- _WHAT YOU SHOULD DO_
Copy each line of the data below exactly, leaving out pictures.

____

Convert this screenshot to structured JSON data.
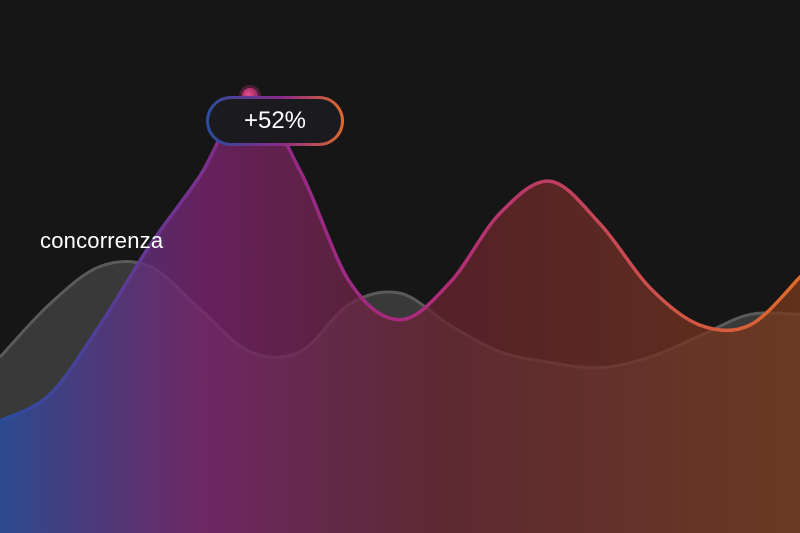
{
  "chart_data": {
    "type": "area",
    "x": [
      0,
      1,
      2,
      3,
      4,
      5,
      6,
      7,
      8,
      9,
      10,
      11,
      12,
      13,
      14,
      15,
      16
    ],
    "ylim": [
      0,
      100
    ],
    "series": [
      {
        "name": "concorrenza",
        "values": [
          33,
          43,
          50,
          50,
          42,
          34,
          34,
          43,
          45,
          39,
          34,
          32,
          31,
          33,
          37,
          41,
          41
        ]
      },
      {
        "values": [
          21,
          26,
          39,
          54,
          67,
          82,
          68,
          47,
          40,
          47,
          60,
          66,
          58,
          46,
          39,
          39,
          48
        ]
      }
    ],
    "annotation": {
      "label": "+52%",
      "series_index": 1,
      "x": 5
    },
    "colors": {
      "background": "#161616",
      "competitor_line": "#5a5a5a",
      "competitor_fill": "#3d3d3d",
      "gradient_start": "#2a4d9e",
      "gradient_mid": "#8a2a8a",
      "gradient_end": "#e06a2a"
    }
  }
}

____

- _WRITTEN RESPONSE_
Convert this screenshot to structured JSON data.
{
  "chart_data": {
    "type": "area",
    "x": [
      0,
      1,
      2,
      3,
      4,
      5,
      6,
      7,
      8,
      9,
      10,
      11,
      12,
      13,
      14,
      15,
      16
    ],
    "ylim": [
      0,
      100
    ],
    "series": [
      {
        "name": "concorrenza",
        "values": [
          33,
          43,
          50,
          50,
          42,
          34,
          34,
          43,
          45,
          39,
          34,
          32,
          31,
          33,
          37,
          41,
          41
        ]
      },
      {
        "values": [
          21,
          26,
          39,
          54,
          67,
          82,
          68,
          47,
          40,
          47,
          60,
          66,
          58,
          46,
          39,
          39,
          48
        ]
      }
    ],
    "annotation": {
      "label": "+52%",
      "series_index": 1,
      "x": 5
    },
    "colors": {
      "background": "#161616",
      "competitor_line": "#5a5a5a",
      "competitor_fill": "#3d3d3d",
      "gradient_start": "#2a4d9e",
      "gradient_mid": "#8a2a8a",
      "gradient_end": "#e06a2a"
    }
  }
}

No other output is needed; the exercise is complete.